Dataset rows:
══════════════════════════════
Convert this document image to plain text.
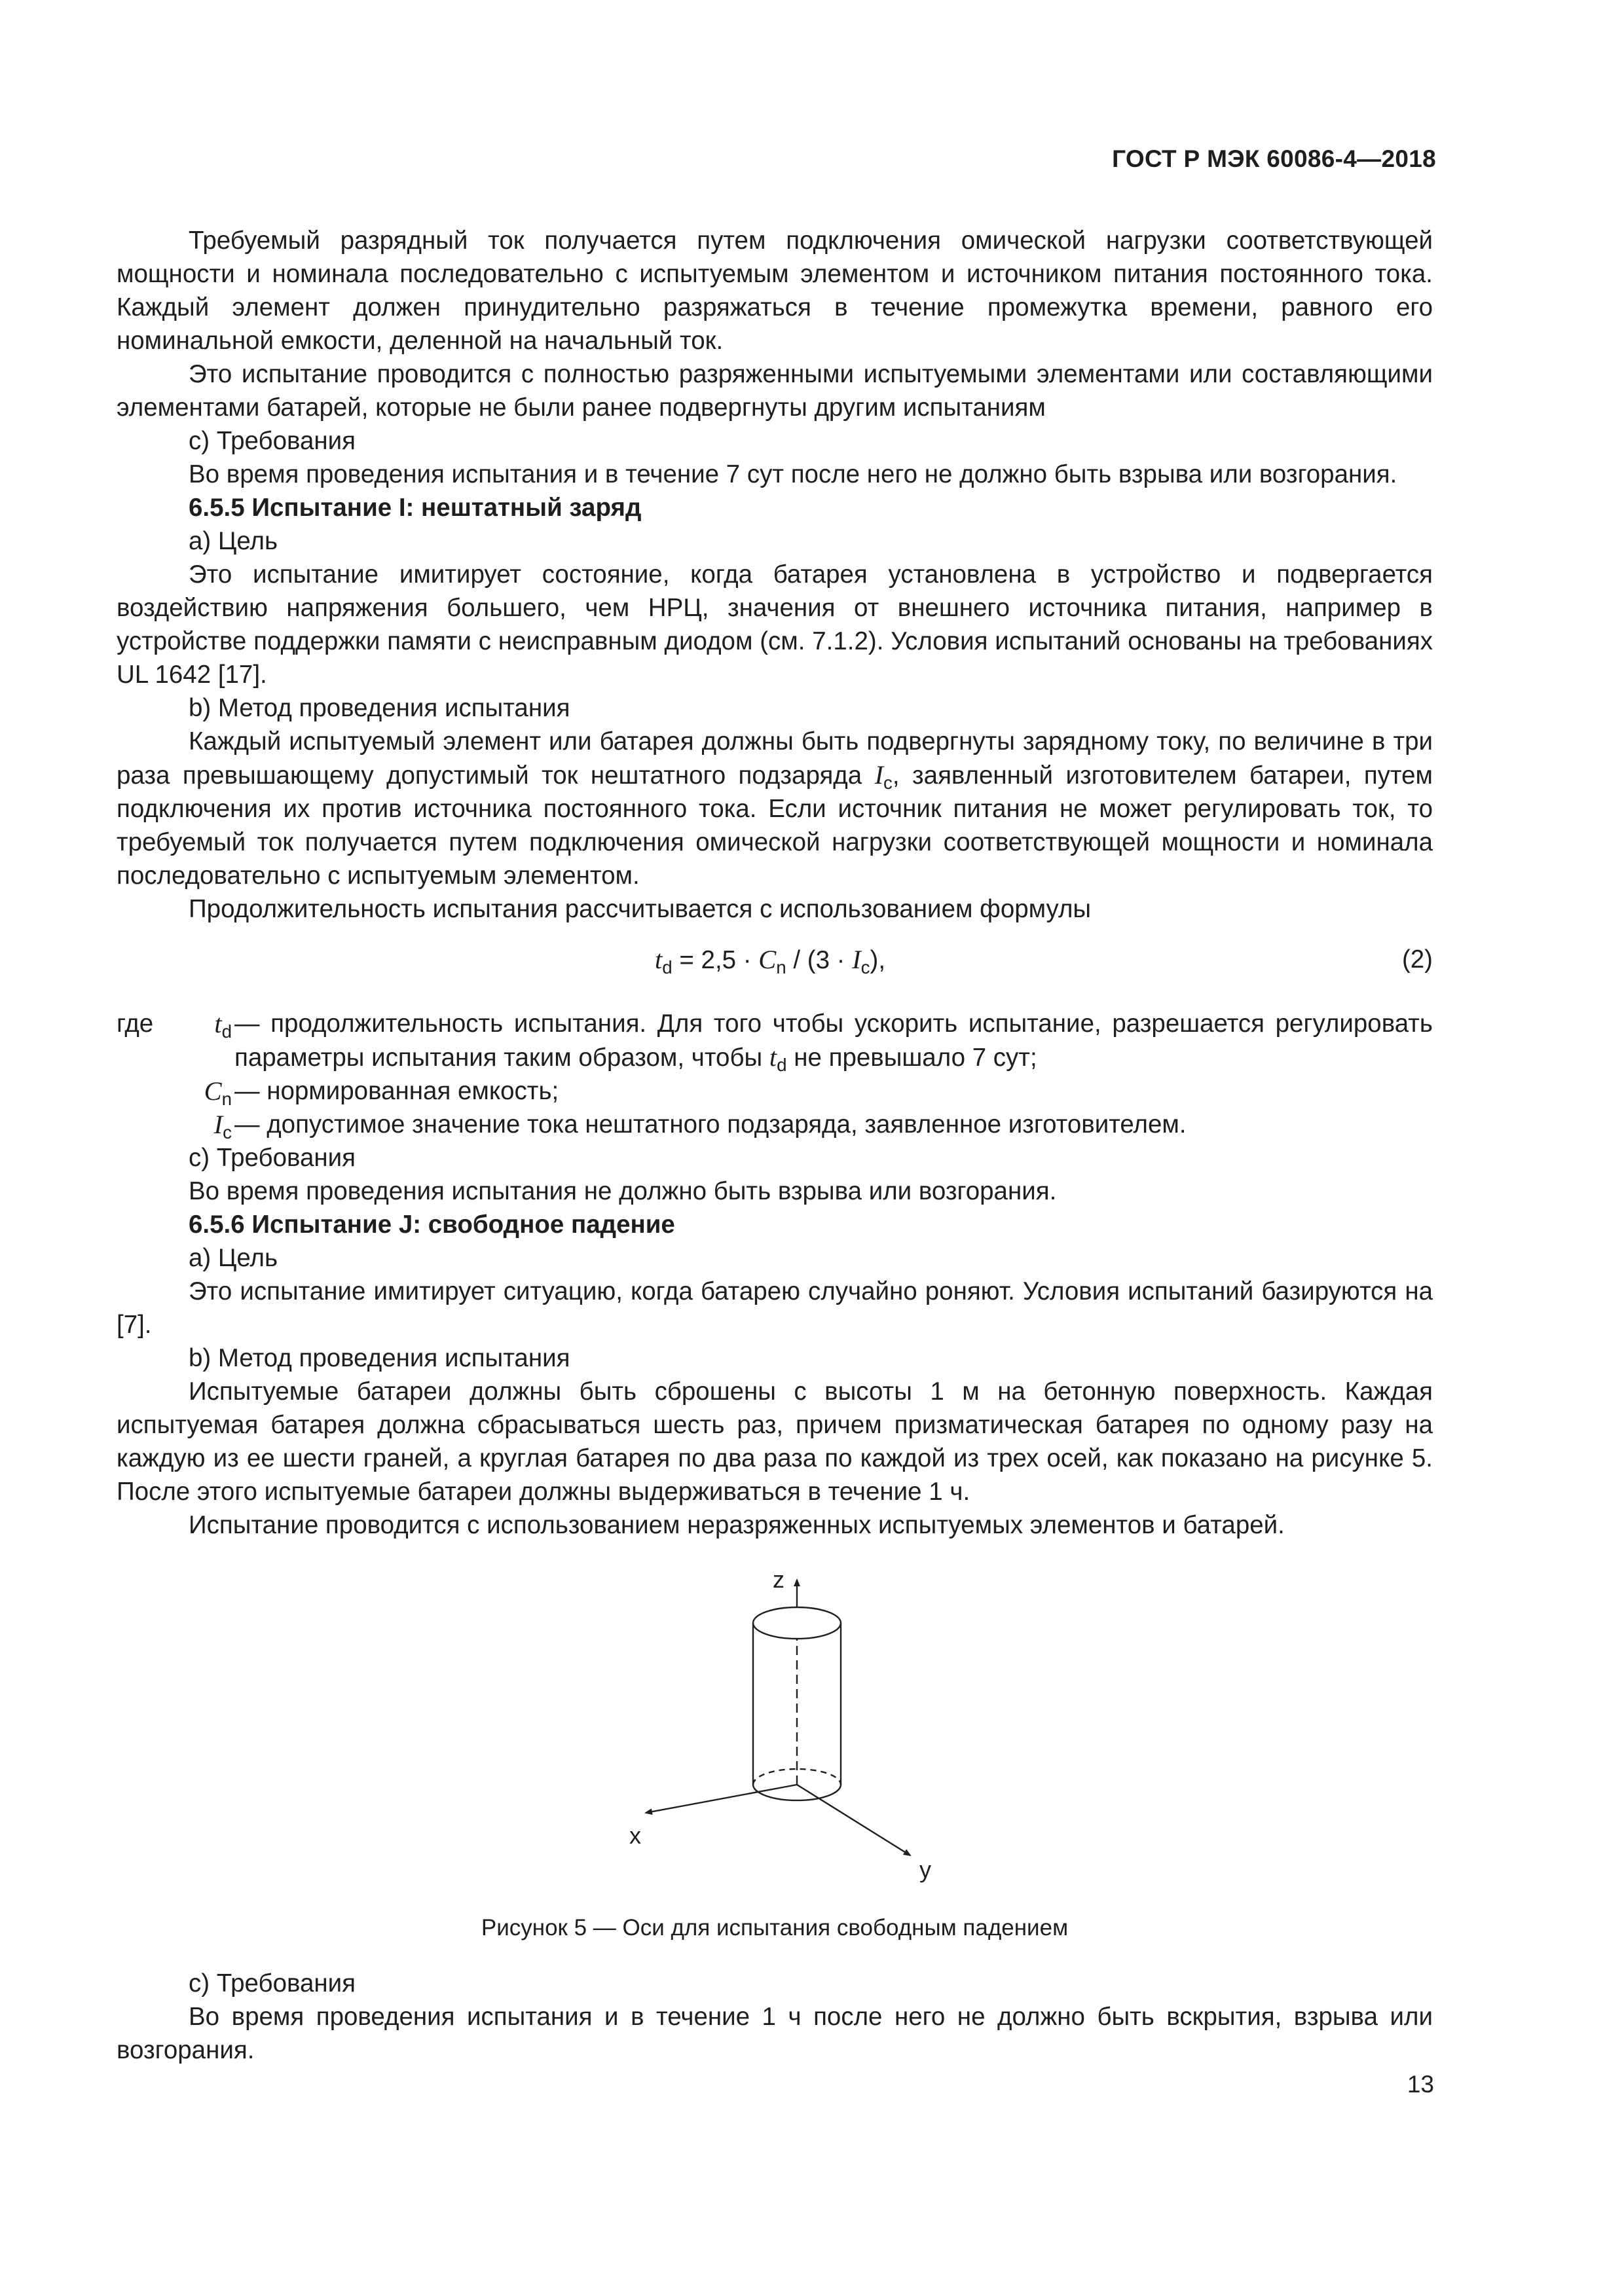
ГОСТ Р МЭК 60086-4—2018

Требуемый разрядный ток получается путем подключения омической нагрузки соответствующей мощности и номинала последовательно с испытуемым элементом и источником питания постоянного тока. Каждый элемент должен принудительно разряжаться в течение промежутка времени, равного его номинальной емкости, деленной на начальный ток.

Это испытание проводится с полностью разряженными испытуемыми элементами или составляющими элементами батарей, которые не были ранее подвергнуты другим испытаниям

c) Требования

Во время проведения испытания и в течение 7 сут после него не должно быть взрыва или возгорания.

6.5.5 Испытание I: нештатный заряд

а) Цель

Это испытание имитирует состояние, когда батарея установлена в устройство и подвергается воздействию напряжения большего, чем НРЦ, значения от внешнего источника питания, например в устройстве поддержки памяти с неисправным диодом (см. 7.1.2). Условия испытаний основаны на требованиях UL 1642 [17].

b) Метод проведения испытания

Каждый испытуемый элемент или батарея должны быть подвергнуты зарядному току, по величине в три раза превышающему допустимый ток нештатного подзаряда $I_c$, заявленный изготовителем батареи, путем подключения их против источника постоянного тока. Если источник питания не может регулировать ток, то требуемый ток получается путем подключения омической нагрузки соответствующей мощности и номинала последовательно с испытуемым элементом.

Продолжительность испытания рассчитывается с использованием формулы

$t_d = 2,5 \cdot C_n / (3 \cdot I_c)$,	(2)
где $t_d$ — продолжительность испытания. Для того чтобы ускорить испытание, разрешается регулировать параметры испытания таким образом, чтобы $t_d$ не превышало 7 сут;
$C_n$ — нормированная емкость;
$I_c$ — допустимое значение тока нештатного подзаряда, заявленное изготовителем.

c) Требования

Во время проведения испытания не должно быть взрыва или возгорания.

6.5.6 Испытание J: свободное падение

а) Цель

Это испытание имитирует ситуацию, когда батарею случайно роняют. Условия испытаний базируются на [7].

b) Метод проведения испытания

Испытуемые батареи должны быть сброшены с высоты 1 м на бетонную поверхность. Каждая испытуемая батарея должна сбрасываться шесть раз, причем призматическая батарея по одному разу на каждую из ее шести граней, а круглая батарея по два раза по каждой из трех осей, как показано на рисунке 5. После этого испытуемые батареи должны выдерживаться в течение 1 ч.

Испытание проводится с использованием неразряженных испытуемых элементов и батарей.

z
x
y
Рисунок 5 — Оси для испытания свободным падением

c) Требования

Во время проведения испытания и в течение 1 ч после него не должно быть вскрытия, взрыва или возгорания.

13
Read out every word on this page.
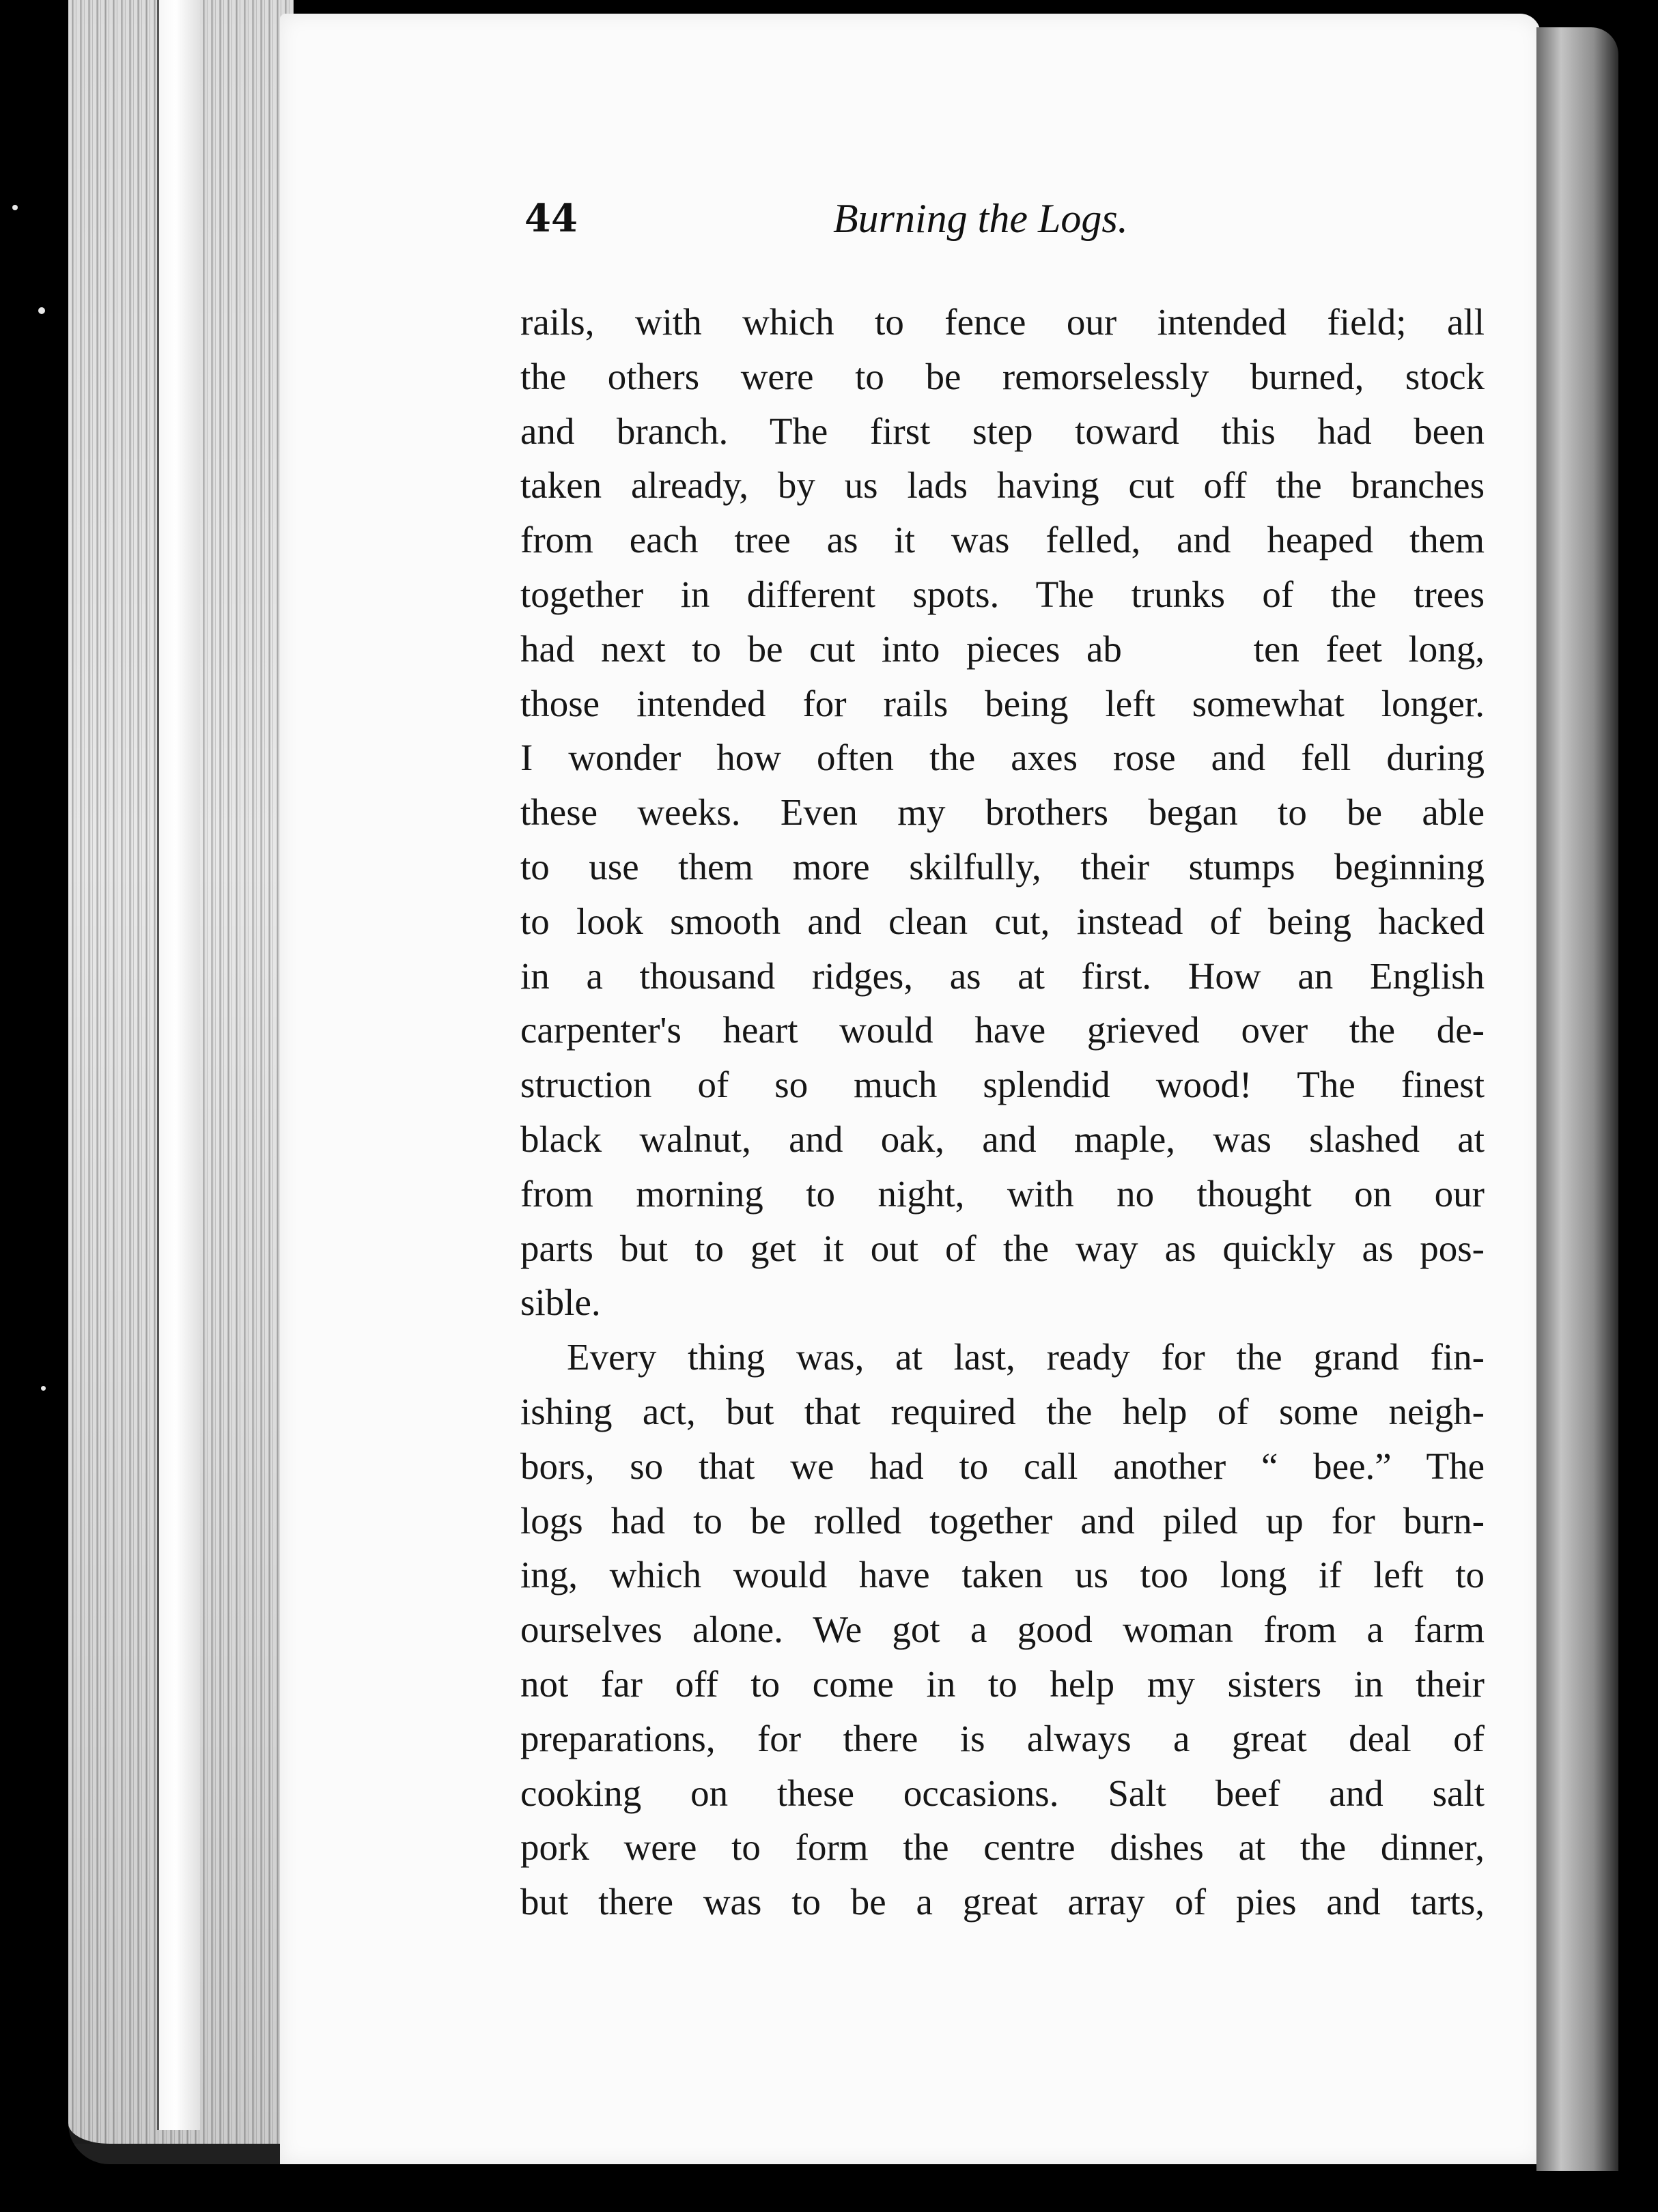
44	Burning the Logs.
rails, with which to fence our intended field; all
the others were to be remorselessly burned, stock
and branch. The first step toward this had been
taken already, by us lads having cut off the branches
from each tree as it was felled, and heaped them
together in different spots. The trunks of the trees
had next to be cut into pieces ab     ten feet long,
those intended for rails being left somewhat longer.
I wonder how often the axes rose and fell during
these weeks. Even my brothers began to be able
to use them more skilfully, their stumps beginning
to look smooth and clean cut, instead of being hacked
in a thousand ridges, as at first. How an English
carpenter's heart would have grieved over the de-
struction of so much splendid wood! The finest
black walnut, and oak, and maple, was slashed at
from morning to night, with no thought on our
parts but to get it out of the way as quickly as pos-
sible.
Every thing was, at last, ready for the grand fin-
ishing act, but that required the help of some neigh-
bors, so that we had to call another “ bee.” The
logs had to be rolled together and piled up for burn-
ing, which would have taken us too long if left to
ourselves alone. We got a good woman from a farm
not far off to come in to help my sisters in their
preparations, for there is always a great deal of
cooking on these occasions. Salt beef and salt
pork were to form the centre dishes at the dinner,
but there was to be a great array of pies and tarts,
══════════════════════════════
WHAT THIS TASK INVOLVES: Copy out all the data exactly; skip the pictures.

FINISHED TASK:
Convert this document image to plain text.
ГОСТ Р МЭК 60086-4—2018

Требуемый разрядный ток получается путем подключения омической нагрузки соответствующей мощности и номинала последовательно с испытуемым элементом и источником питания постоянного тока. Каждый элемент должен принудительно разряжаться в течение промежутка времени, равного его номинальной емкости, деленной на начальный ток.

Это испытание проводится с полностью разряженными испытуемыми элементами или составляющими элементами батарей, которые не были ранее подвергнуты другим испытаниям

c) Требования

Во время проведения испытания и в течение 7 сут после него не должно быть взрыва или возгорания.

6.5.5 Испытание I: нештатный заряд

а) Цель

Это испытание имитирует состояние, когда батарея установлена в устройство и подвергается воздействию напряжения большего, чем НРЦ, значения от внешнего источника питания, например в устройстве поддержки памяти с неисправным диодом (см. 7.1.2). Условия испытаний основаны на требованиях UL 1642 [17].

b) Метод проведения испытания

Каждый испытуемый элемент или батарея должны быть подвергнуты зарядному току, по величине в три раза превышающему допустимый ток нештатного подзаряда $I_c$, заявленный изготовителем батареи, путем подключения их против источника постоянного тока. Если источник питания не может регулировать ток, то требуемый ток получается путем подключения омической нагрузки соответствующей мощности и номинала последовательно с испытуемым элементом.

Продолжительность испытания рассчитывается с использованием формулы

$t_d = 2,5 \cdot C_n / (3 \cdot I_c)$,	(2)
где $t_d$ — продолжительность испытания. Для того чтобы ускорить испытание, разрешается регулировать параметры испытания таким образом, чтобы $t_d$ не превышало 7 сут;
$C_n$ — нормированная емкость;
$I_c$ — допустимое значение тока нештатного подзаряда, заявленное изготовителем.

c) Требования

Во время проведения испытания не должно быть взрыва или возгорания.

6.5.6 Испытание J: свободное падение

а) Цель

Это испытание имитирует ситуацию, когда батарею случайно роняют. Условия испытаний базируются на [7].

b) Метод проведения испытания

Испытуемые батареи должны быть сброшены с высоты 1 м на бетонную поверхность. Каждая испытуемая батарея должна сбрасываться шесть раз, причем призматическая батарея по одному разу на каждую из ее шести граней, а круглая батарея по два раза по каждой из трех осей, как показано на рисунке 5. После этого испытуемые батареи должны выдерживаться в течение 1 ч.

Испытание проводится с использованием неразряженных испытуемых элементов и батарей.

z
x
y
Рисунок 5 — Оси для испытания свободным падением

c) Требования

Во время проведения испытания и в течение 1 ч после него не должно быть вскрытия, взрыва или возгорания.

13
Read out every word on this page.
44	Burning the Logs.
rails, with which to fence our intended field; all
the others were to be remorselessly burned, stock
and branch. The first step toward this had been
taken already, by us lads having cut off the branches
from each tree as it was felled, and heaped them
together in different spots. The trunks of the trees
had next to be cut into pieces ab     ten feet long,
those intended for rails being left somewhat longer.
I wonder how often the axes rose and fell during
these weeks. Even my brothers began to be able
to use them more skilfully, their stumps beginning
to look smooth and clean cut, instead of being hacked
in a thousand ridges, as at first. How an English
carpenter's heart would have grieved over the de-
struction of so much splendid wood! The finest
black walnut, and oak, and maple, was slashed at
from morning to night, with no thought on our
parts but to get it out of the way as quickly as pos-
sible.
Every thing was, at last, ready for the grand fin-
ishing act, but that required the help of some neigh-
bors, so that we had to call another “ bee.” The
logs had to be rolled together and piled up for burn-
ing, which would have taken us too long if left to
ourselves alone. We got a good woman from a farm
not far off to come in to help my sisters in their
preparations, for there is always a great deal of
cooking on these occasions. Salt beef and salt
pork were to form the centre dishes at the dinner,
but there was to be a great array of pies and tarts,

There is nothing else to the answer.